>> begin

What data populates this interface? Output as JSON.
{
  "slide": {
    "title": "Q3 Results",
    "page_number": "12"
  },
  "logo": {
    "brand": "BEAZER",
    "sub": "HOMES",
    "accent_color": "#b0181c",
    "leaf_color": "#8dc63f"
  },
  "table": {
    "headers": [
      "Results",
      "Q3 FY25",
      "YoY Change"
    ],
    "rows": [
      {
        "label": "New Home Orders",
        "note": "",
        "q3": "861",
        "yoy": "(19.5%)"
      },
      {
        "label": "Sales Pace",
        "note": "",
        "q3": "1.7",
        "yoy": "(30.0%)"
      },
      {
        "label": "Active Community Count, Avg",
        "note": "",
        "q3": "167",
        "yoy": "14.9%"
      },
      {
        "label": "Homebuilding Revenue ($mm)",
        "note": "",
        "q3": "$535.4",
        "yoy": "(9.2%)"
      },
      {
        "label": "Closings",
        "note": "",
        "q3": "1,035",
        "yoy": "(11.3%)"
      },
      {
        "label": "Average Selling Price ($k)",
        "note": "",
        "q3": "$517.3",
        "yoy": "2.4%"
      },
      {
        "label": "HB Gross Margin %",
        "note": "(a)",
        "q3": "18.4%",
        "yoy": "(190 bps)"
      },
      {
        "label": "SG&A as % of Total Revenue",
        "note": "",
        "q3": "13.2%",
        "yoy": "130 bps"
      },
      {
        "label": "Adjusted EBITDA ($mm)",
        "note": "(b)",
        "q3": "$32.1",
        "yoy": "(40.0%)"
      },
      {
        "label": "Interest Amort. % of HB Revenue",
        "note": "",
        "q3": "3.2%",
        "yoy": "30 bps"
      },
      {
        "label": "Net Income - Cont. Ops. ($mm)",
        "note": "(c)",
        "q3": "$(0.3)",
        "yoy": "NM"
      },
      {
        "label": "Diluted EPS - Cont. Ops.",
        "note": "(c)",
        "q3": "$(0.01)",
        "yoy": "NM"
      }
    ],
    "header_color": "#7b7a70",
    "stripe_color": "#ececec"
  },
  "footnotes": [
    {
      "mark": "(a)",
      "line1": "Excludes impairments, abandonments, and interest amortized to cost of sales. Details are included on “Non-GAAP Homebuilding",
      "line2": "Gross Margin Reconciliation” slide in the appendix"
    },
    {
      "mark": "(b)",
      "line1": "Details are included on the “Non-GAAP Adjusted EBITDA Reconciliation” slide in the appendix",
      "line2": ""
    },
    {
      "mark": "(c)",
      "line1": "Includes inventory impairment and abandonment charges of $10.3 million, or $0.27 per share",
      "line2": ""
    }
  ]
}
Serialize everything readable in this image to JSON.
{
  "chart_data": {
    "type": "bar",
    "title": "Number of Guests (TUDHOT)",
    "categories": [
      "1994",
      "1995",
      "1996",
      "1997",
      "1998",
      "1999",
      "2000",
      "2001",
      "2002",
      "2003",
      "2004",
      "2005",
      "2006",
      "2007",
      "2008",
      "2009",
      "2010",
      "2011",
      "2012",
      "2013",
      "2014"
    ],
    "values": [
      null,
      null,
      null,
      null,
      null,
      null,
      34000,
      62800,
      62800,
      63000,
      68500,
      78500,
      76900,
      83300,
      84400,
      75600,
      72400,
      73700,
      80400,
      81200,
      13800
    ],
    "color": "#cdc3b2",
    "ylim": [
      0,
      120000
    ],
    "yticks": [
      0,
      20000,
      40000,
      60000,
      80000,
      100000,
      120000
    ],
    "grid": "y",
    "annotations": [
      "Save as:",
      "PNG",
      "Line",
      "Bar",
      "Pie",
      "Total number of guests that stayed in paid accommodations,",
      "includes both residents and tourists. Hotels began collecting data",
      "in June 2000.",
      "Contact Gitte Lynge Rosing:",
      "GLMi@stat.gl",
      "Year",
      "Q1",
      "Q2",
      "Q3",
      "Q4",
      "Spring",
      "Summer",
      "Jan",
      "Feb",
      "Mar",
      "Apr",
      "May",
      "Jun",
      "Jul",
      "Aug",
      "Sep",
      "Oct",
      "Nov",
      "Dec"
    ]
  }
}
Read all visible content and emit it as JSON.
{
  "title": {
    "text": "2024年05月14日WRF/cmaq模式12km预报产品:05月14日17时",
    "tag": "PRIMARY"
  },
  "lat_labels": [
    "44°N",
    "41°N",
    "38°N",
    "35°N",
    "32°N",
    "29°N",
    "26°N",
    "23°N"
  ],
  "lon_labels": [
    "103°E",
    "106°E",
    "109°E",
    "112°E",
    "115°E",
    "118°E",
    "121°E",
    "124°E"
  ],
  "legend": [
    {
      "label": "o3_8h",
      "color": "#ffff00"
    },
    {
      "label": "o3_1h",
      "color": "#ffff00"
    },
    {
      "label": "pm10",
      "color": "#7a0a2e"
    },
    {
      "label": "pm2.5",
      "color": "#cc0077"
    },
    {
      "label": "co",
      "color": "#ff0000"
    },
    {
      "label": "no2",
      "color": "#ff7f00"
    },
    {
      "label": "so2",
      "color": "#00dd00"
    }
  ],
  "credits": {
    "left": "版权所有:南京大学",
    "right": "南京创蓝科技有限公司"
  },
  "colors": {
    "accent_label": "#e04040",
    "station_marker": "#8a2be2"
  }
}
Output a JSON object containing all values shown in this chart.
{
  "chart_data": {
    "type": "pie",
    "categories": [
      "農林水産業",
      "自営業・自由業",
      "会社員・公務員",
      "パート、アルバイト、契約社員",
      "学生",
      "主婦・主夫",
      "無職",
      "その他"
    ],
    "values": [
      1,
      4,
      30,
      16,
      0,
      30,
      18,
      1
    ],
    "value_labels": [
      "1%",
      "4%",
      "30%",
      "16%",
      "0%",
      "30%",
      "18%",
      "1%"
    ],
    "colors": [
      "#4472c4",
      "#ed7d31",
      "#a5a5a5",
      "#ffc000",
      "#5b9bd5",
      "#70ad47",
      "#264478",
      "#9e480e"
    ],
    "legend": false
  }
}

>> end

Extract all of the data exactly as written.

- ANSWER TO THIS EXERCISE -
What data populates this interface? Output as JSON.
{
  "slide": {
    "title": "Q3 Results",
    "page_number": "12"
  },
  "logo": {
    "brand": "BEAZER",
    "sub": "HOMES",
    "accent_color": "#b0181c",
    "leaf_color": "#8dc63f"
  },
  "table": {
    "headers": [
      "Results",
      "Q3 FY25",
      "YoY Change"
    ],
    "rows": [
      {
        "label": "New Home Orders",
        "note": "",
        "q3": "861",
        "yoy": "(19.5%)"
      },
      {
        "label": "Sales Pace",
        "note": "",
        "q3": "1.7",
        "yoy": "(30.0%)"
      },
      {
        "label": "Active Community Count, Avg",
        "note": "",
        "q3": "167",
        "yoy": "14.9%"
      },
      {
        "label": "Homebuilding Revenue ($mm)",
        "note": "",
        "q3": "$535.4",
        "yoy": "(9.2%)"
      },
      {
        "label": "Closings",
        "note": "",
        "q3": "1,035",
        "yoy": "(11.3%)"
      },
      {
        "label": "Average Selling Price ($k)",
        "note": "",
        "q3": "$517.3",
        "yoy": "2.4%"
      },
      {
        "label": "HB Gross Margin %",
        "note": "(a)",
        "q3": "18.4%",
        "yoy": "(190 bps)"
      },
      {
        "label": "SG&A as % of Total Revenue",
        "note": "",
        "q3": "13.2%",
        "yoy": "130 bps"
      },
      {
        "label": "Adjusted EBITDA ($mm)",
        "note": "(b)",
        "q3": "$32.1",
        "yoy": "(40.0%)"
      },
      {
        "label": "Interest Amort. % of HB Revenue",
        "note": "",
        "q3": "3.2%",
        "yoy": "30 bps"
      },
      {
        "label": "Net Income - Cont. Ops. ($mm)",
        "note": "(c)",
        "q3": "$(0.3)",
        "yoy": "NM"
      },
      {
        "label": "Diluted EPS - Cont. Ops.",
        "note": "(c)",
        "q3": "$(0.01)",
        "yoy": "NM"
      }
    ],
    "header_color": "#7b7a70",
    "stripe_color": "#ececec"
  },
  "footnotes": [
    {
      "mark": "(a)",
      "line1": "Excludes impairments, abandonments, and interest amortized to cost of sales. Details are included on “Non-GAAP Homebuilding",
      "line2": "Gross Margin Reconciliation” slide in the appendix"
    },
    {
      "mark": "(b)",
      "line1": "Details are included on the “Non-GAAP Adjusted EBITDA Reconciliation” slide in the appendix",
      "line2": ""
    },
    {
      "mark": "(c)",
      "line1": "Includes inventory impairment and abandonment charges of $10.3 million, or $0.27 per share",
      "line2": ""
    }
  ]
}
Serialize everything readable in this image to JSON.
{
  "chart_data": {
    "type": "bar",
    "title": "Number of Guests (TUDHOT)",
    "categories": [
      "1994",
      "1995",
      "1996",
      "1997",
      "1998",
      "1999",
      "2000",
      "2001",
      "2002",
      "2003",
      "2004",
      "2005",
      "2006",
      "2007",
      "2008",
      "2009",
      "2010",
      "2011",
      "2012",
      "2013",
      "2014"
    ],
    "values": [
      null,
      null,
      null,
      null,
      null,
      null,
      34000,
      62800,
      62800,
      63000,
      68500,
      78500,
      76900,
      83300,
      84400,
      75600,
      72400,
      73700,
      80400,
      81200,
      13800
    ],
    "color": "#cdc3b2",
    "ylim": [
      0,
      120000
    ],
    "yticks": [
      0,
      20000,
      40000,
      60000,
      80000,
      100000,
      120000
    ],
    "grid": "y",
    "annotations": [
      "Save as:",
      "PNG",
      "Line",
      "Bar",
      "Pie",
      "Total number of guests that stayed in paid accommodations,",
      "includes both residents and tourists. Hotels began collecting data",
      "in June 2000.",
      "Contact Gitte Lynge Rosing:",
      "GLMi@stat.gl",
      "Year",
      "Q1",
      "Q2",
      "Q3",
      "Q4",
      "Spring",
      "Summer",
      "Jan",
      "Feb",
      "Mar",
      "Apr",
      "May",
      "Jun",
      "Jul",
      "Aug",
      "Sep",
      "Oct",
      "Nov",
      "Dec"
    ]
  }
}
Read all visible content and emit it as JSON.
{
  "title": {
    "text": "2024年05月14日WRF/cmaq模式12km预报产品:05月14日17时",
    "tag": "PRIMARY"
  },
  "lat_labels": [
    "44°N",
    "41°N",
    "38°N",
    "35°N",
    "32°N",
    "29°N",
    "26°N",
    "23°N"
  ],
  "lon_labels": [
    "103°E",
    "106°E",
    "109°E",
    "112°E",
    "115°E",
    "118°E",
    "121°E",
    "124°E"
  ],
  "legend": [
    {
      "label": "o3_8h",
      "color": "#ffff00"
    },
    {
      "label": "o3_1h",
      "color": "#ffff00"
    },
    {
      "label": "pm10",
      "color": "#7a0a2e"
    },
    {
      "label": "pm2.5",
      "color": "#cc0077"
    },
    {
      "label": "co",
      "color": "#ff0000"
    },
    {
      "label": "no2",
      "color": "#ff7f00"
    },
    {
      "label": "so2",
      "color": "#00dd00"
    }
  ],
  "credits": {
    "left": "版权所有:南京大学",
    "right": "南京创蓝科技有限公司"
  },
  "colors": {
    "accent_label": "#e04040",
    "station_marker": "#8a2be2"
  }
}
Output a JSON object containing all values shown in this chart.
{
  "chart_data": {
    "type": "pie",
    "categories": [
      "農林水産業",
      "自営業・自由業",
      "会社員・公務員",
      "パート、アルバイト、契約社員",
      "学生",
      "主婦・主夫",
      "無職",
      "その他"
    ],
    "values": [
      1,
      4,
      30,
      16,
      0,
      30,
      18,
      1
    ],
    "value_labels": [
      "1%",
      "4%",
      "30%",
      "16%",
      "0%",
      "30%",
      "18%",
      "1%"
    ],
    "colors": [
      "#4472c4",
      "#ed7d31",
      "#a5a5a5",
      "#ffc000",
      "#5b9bd5",
      "#70ad47",
      "#264478",
      "#9e480e"
    ],
    "legend": false
  }
}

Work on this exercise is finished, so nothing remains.